§ **Exercise directions**
Isolate every line in the records below with "text" in it.
═══ The records ═══
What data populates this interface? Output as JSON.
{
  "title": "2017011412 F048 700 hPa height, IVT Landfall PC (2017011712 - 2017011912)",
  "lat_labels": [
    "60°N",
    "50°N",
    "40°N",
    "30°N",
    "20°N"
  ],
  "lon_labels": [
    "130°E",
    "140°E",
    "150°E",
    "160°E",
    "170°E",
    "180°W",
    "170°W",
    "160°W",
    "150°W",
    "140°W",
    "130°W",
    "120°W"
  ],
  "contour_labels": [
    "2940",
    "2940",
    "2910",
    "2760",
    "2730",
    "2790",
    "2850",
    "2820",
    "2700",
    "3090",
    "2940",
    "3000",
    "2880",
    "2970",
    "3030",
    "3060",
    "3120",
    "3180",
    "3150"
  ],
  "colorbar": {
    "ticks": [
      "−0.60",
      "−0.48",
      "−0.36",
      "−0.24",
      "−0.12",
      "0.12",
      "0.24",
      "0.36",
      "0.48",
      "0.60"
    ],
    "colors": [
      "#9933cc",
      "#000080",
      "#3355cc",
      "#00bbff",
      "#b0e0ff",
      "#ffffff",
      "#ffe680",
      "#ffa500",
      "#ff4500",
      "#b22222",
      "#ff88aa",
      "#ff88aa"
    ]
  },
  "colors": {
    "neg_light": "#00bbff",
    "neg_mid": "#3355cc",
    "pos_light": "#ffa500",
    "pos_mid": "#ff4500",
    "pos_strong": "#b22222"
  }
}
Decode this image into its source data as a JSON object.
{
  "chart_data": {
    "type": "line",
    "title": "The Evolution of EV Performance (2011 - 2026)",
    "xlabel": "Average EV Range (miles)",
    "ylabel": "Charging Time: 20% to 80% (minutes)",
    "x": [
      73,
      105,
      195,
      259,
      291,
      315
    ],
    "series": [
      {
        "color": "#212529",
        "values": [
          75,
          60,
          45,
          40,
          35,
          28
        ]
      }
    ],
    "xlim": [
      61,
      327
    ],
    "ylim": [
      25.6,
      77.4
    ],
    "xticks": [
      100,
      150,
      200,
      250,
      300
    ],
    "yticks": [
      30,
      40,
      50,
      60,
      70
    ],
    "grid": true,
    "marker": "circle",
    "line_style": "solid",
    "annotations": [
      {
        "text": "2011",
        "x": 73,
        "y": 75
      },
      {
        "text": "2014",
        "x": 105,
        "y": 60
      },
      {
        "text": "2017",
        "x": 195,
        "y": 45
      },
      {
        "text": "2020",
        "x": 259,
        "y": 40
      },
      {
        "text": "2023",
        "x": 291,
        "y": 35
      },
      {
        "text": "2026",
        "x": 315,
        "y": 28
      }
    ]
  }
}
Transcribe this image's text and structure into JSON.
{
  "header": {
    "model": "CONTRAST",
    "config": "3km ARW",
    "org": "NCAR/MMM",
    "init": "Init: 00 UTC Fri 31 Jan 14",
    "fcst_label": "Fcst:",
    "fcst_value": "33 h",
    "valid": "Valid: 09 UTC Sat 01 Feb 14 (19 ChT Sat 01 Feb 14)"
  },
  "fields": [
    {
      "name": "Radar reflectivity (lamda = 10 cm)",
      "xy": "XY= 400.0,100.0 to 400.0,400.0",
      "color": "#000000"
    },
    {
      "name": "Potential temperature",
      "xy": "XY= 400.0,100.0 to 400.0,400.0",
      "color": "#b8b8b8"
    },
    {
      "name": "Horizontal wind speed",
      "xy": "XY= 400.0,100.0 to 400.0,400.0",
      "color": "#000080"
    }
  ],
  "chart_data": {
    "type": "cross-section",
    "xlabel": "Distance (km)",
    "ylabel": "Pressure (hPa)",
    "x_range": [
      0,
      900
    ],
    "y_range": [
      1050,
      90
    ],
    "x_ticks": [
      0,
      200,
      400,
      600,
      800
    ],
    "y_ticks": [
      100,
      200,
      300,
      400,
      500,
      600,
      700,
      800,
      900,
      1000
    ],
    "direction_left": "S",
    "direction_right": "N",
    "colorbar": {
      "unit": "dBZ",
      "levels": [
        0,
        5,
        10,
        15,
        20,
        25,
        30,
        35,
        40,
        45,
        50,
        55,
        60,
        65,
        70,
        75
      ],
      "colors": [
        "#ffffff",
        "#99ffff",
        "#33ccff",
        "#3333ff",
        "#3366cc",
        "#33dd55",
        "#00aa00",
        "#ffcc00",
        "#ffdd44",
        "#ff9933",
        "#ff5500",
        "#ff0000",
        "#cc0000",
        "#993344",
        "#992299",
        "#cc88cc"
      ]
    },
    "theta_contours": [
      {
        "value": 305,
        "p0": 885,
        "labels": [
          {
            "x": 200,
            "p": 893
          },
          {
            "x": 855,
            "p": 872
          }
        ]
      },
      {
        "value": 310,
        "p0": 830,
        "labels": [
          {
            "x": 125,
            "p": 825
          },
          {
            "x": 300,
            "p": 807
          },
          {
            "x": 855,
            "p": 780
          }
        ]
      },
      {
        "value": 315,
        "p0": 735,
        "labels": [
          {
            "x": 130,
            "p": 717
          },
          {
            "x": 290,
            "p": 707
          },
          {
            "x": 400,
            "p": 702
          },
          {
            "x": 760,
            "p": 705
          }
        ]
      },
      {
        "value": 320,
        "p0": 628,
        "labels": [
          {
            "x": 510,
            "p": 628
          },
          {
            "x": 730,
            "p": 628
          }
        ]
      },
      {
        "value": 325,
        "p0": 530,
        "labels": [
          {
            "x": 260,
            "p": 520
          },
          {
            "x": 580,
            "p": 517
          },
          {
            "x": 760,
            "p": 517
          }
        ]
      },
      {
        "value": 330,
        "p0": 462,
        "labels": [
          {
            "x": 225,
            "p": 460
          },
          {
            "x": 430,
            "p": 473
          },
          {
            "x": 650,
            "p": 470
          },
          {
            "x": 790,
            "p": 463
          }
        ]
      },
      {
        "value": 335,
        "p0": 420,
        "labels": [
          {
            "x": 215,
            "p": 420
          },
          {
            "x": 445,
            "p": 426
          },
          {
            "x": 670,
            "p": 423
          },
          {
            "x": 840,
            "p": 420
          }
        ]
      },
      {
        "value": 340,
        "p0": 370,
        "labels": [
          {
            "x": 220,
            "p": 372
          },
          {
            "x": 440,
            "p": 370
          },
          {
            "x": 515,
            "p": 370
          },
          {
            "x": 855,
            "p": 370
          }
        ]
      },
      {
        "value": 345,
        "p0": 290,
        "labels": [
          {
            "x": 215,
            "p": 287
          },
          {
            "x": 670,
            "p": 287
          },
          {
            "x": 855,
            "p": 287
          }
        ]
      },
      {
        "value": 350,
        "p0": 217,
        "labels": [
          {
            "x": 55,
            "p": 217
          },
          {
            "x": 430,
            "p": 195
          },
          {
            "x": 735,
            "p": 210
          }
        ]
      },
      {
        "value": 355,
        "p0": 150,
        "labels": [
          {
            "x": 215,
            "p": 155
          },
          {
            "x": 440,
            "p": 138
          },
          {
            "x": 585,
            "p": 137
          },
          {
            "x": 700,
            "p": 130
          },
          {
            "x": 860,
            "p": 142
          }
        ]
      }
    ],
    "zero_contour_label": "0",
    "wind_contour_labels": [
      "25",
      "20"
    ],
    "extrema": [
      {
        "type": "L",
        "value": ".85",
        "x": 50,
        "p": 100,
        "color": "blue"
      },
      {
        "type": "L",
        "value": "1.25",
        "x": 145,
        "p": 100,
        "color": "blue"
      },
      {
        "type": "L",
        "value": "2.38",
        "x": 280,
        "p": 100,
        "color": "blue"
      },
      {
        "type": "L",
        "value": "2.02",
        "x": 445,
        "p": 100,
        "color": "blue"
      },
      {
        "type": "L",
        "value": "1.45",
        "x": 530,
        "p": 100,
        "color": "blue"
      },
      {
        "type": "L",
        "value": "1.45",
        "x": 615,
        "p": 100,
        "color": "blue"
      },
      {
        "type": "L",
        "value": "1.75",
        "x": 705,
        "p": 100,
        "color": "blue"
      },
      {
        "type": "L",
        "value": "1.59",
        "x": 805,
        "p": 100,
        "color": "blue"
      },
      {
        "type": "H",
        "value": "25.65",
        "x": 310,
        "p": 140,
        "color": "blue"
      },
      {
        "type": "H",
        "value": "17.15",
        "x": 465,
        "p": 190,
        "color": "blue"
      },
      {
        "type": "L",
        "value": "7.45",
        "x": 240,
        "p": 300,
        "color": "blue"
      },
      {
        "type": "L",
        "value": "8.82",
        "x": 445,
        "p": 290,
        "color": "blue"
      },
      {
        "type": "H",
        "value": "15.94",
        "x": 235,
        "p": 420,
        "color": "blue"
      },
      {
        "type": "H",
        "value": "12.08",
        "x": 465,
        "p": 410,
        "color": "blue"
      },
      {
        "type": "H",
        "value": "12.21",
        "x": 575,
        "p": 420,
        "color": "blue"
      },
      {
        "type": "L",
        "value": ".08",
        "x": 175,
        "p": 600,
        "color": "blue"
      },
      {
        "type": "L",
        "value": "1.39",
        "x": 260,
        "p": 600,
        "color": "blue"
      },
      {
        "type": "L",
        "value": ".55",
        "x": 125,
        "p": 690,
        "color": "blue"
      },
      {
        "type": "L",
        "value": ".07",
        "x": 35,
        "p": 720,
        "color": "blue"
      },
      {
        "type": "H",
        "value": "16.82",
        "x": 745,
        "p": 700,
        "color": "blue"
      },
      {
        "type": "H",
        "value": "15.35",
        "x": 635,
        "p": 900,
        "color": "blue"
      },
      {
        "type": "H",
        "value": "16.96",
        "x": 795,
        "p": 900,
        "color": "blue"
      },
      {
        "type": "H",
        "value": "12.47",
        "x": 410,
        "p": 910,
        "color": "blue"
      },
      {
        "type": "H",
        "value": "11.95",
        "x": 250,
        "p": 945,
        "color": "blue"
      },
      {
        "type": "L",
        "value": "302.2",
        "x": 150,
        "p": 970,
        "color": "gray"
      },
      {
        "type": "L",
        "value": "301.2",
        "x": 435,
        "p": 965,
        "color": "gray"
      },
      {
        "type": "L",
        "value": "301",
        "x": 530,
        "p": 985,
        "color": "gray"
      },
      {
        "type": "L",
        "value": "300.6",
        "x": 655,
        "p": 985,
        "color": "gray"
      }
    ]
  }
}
═══
§ **Answer to the problem**
        "text": "2011",
        "text": "2014",
        "text": "2017",
        "text": "2020",
        "text": "2023",
        "text": "2026",
Transcribe this image's text and structure into JSON.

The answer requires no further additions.